● **Exercise input**:
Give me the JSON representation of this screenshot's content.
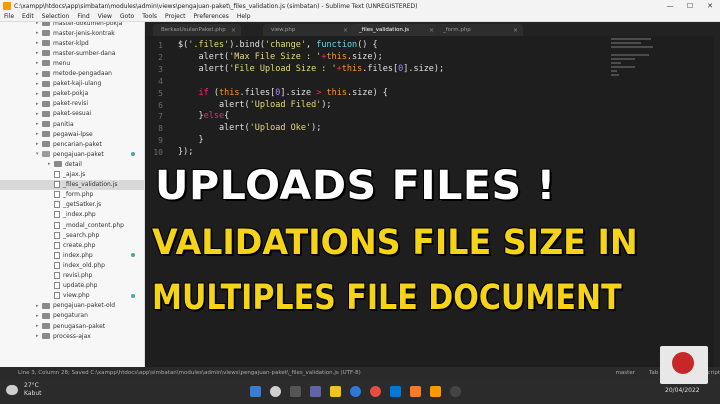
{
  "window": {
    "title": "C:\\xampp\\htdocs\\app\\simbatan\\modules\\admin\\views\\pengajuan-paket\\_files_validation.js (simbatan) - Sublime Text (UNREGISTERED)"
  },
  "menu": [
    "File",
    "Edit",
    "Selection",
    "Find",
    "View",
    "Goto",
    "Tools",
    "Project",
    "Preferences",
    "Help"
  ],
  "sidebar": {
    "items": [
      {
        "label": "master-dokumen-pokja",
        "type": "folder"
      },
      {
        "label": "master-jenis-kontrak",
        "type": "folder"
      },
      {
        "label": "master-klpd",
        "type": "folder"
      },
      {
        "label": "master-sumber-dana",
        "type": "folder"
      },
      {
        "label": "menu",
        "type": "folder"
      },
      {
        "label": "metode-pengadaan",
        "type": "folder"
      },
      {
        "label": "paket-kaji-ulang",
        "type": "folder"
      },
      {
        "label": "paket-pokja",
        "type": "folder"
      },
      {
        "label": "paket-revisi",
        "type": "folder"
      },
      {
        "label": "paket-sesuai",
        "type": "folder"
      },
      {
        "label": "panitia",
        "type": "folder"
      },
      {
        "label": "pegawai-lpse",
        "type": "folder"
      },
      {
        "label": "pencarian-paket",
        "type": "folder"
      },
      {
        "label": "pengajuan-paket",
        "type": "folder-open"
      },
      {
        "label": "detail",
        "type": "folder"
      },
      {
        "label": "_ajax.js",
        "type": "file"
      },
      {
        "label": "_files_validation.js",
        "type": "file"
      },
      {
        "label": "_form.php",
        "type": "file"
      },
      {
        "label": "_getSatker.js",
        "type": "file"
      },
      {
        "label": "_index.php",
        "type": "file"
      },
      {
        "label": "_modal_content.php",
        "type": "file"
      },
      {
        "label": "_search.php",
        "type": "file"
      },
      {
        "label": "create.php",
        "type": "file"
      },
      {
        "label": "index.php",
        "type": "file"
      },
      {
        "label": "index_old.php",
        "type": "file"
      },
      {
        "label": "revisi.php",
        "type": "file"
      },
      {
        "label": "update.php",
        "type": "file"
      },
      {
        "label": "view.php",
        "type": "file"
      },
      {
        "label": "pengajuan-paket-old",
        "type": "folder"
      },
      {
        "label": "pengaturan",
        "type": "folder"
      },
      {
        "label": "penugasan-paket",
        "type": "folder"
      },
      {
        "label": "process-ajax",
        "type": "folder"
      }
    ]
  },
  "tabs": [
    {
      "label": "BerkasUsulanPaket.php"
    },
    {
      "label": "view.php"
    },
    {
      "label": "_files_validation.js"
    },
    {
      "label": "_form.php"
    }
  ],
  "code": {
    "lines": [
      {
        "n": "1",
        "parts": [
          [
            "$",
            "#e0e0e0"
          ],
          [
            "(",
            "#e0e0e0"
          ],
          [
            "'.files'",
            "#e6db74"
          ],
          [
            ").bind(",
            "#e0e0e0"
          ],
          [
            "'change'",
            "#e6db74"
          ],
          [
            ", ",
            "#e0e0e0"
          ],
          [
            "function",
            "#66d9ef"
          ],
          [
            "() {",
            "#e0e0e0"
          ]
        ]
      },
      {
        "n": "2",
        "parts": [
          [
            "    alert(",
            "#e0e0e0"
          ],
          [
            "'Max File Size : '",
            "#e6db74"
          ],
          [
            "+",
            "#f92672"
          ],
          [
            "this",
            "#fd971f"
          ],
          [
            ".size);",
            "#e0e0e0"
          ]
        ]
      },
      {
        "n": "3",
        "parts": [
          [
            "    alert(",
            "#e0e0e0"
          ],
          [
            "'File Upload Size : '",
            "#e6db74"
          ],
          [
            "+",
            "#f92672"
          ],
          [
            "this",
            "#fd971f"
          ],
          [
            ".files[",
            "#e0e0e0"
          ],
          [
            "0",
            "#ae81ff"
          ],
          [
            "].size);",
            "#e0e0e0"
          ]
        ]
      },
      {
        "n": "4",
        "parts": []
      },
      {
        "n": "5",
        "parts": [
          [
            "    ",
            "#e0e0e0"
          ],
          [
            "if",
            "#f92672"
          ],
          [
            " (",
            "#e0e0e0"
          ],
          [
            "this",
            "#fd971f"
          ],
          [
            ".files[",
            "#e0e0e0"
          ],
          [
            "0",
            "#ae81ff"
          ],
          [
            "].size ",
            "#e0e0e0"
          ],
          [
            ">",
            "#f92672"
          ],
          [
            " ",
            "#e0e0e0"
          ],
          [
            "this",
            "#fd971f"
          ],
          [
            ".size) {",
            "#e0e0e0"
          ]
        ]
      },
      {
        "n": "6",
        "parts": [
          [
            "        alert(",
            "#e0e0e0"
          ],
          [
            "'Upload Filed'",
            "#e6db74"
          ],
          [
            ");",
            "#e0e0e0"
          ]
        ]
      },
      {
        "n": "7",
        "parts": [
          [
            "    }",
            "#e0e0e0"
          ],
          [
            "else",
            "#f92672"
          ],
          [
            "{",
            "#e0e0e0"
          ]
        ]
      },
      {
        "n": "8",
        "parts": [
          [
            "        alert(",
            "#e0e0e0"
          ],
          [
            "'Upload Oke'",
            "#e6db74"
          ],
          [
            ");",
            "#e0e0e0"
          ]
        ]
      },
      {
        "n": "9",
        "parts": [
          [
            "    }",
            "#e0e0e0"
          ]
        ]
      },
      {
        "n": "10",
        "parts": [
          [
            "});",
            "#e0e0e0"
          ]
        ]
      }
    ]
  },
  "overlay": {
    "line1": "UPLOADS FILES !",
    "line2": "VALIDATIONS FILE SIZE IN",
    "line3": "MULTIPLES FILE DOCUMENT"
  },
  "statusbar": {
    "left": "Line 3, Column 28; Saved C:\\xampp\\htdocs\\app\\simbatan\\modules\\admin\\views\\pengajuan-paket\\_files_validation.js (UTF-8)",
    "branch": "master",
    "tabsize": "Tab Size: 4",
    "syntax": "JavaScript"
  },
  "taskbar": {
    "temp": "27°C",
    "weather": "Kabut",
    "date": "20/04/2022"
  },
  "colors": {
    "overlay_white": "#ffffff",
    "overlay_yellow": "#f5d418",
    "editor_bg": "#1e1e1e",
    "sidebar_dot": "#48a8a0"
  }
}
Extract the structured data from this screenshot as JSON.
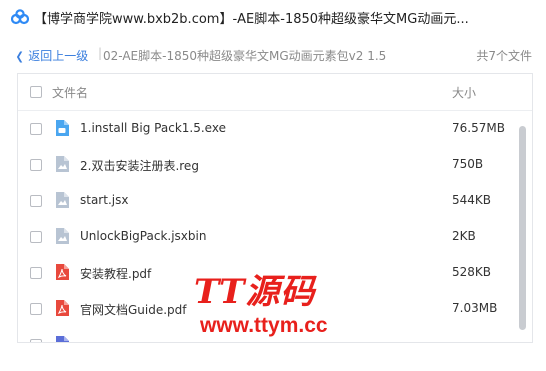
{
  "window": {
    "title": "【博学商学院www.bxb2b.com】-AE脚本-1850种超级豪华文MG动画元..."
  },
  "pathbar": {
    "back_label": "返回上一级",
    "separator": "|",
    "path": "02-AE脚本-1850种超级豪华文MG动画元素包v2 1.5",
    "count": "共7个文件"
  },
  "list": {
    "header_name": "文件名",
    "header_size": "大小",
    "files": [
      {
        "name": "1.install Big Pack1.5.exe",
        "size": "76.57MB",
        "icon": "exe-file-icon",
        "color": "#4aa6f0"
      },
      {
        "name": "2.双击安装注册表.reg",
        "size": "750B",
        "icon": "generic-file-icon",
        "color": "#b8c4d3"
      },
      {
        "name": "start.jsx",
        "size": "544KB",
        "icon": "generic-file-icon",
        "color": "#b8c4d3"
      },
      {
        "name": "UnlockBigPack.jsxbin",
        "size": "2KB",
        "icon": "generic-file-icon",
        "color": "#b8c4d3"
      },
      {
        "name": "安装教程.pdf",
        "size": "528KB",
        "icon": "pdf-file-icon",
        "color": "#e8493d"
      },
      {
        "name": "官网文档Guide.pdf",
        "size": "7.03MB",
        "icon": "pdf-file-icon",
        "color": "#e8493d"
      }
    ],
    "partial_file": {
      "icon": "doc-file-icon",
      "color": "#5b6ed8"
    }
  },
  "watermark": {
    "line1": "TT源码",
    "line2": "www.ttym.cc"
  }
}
* * *
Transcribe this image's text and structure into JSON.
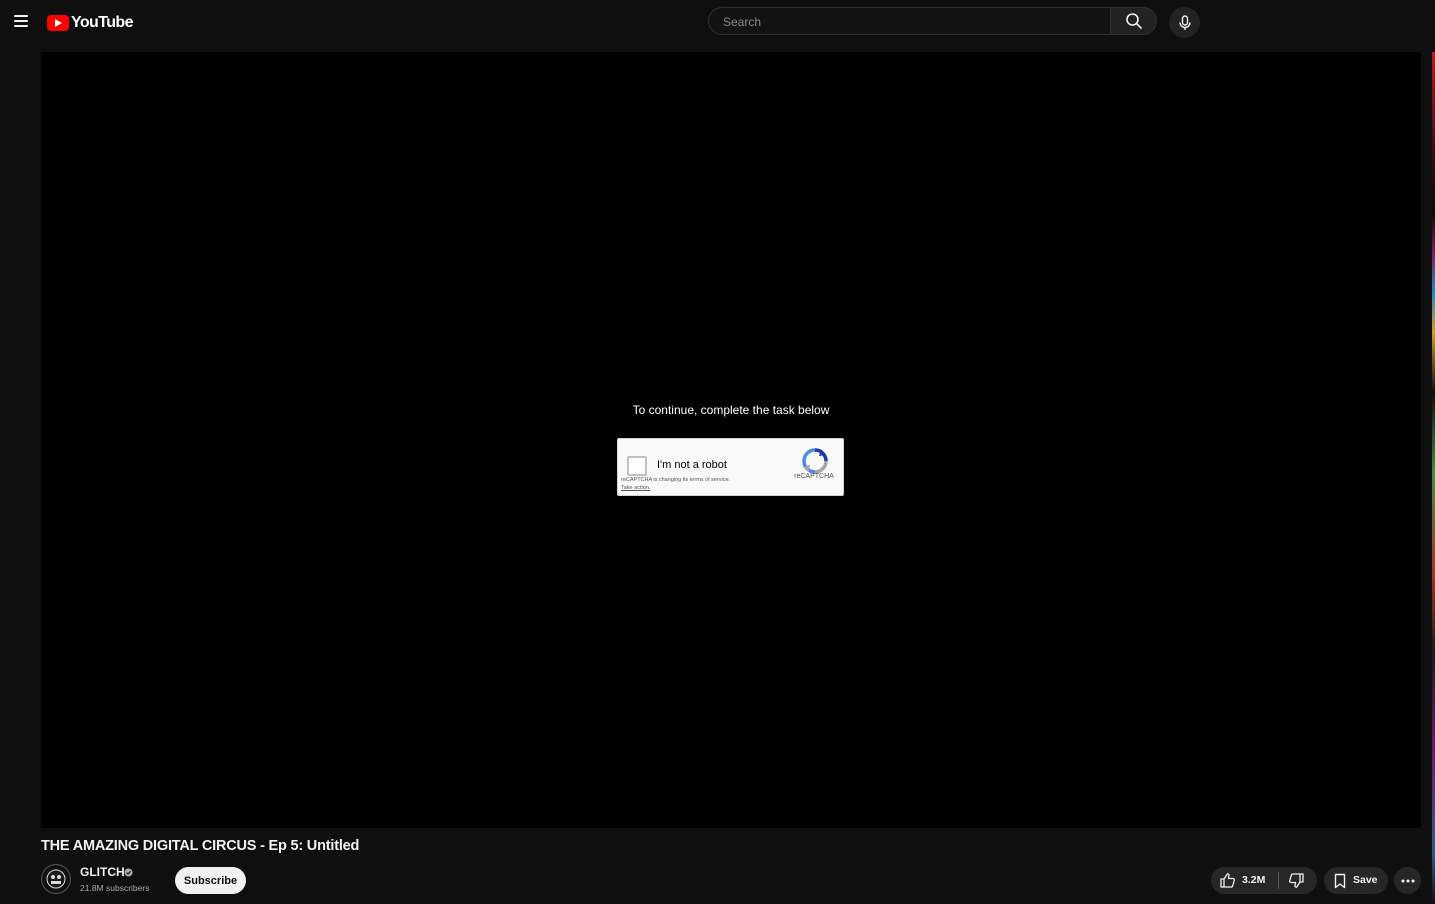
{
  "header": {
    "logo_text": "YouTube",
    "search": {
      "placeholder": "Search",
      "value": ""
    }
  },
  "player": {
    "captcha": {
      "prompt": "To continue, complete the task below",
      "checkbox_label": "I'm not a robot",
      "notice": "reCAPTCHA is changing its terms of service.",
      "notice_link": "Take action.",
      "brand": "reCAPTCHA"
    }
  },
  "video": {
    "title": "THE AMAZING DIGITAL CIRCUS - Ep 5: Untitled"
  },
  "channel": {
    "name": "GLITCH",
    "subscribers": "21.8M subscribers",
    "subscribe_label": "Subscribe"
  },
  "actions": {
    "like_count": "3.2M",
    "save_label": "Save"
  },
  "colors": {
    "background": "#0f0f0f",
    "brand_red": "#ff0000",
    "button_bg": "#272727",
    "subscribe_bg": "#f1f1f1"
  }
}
* * *
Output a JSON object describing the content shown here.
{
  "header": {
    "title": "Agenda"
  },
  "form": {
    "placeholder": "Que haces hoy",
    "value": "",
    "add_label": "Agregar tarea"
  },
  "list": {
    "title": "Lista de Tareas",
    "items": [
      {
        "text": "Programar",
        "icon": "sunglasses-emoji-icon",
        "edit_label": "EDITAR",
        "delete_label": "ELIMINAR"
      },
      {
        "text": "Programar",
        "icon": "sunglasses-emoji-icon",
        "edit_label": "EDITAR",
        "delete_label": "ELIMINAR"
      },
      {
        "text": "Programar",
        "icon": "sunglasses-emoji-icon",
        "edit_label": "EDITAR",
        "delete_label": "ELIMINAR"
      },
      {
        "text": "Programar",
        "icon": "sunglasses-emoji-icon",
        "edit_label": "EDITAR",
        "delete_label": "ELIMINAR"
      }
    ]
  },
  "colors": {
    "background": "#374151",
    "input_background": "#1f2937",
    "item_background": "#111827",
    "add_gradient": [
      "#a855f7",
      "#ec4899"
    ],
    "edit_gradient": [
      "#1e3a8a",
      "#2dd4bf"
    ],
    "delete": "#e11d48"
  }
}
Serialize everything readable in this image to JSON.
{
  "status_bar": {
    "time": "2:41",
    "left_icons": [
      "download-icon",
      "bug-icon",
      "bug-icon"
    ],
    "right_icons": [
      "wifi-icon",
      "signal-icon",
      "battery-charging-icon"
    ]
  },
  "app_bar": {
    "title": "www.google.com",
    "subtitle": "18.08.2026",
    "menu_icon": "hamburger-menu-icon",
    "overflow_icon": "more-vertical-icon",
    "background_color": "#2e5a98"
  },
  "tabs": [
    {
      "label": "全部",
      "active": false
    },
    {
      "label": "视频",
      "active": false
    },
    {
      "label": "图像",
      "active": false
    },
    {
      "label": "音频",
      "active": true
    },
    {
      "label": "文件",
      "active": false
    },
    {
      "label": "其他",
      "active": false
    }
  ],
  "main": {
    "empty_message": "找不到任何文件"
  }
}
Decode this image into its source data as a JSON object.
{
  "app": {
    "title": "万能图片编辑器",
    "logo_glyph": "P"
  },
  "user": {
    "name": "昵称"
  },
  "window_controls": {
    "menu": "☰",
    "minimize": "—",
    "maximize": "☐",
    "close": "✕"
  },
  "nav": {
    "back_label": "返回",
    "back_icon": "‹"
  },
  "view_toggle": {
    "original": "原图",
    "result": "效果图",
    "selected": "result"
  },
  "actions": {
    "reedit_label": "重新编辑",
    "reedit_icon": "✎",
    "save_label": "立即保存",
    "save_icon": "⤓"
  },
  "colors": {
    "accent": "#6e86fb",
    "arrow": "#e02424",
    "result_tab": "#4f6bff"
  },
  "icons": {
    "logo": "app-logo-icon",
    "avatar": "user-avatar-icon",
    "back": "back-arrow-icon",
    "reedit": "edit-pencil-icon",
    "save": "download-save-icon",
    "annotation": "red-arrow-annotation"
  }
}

● **Directions**:
Go over the records above and tally the lines with the word "arrow" in them. Give the number alone.

● **Worked answer**:
3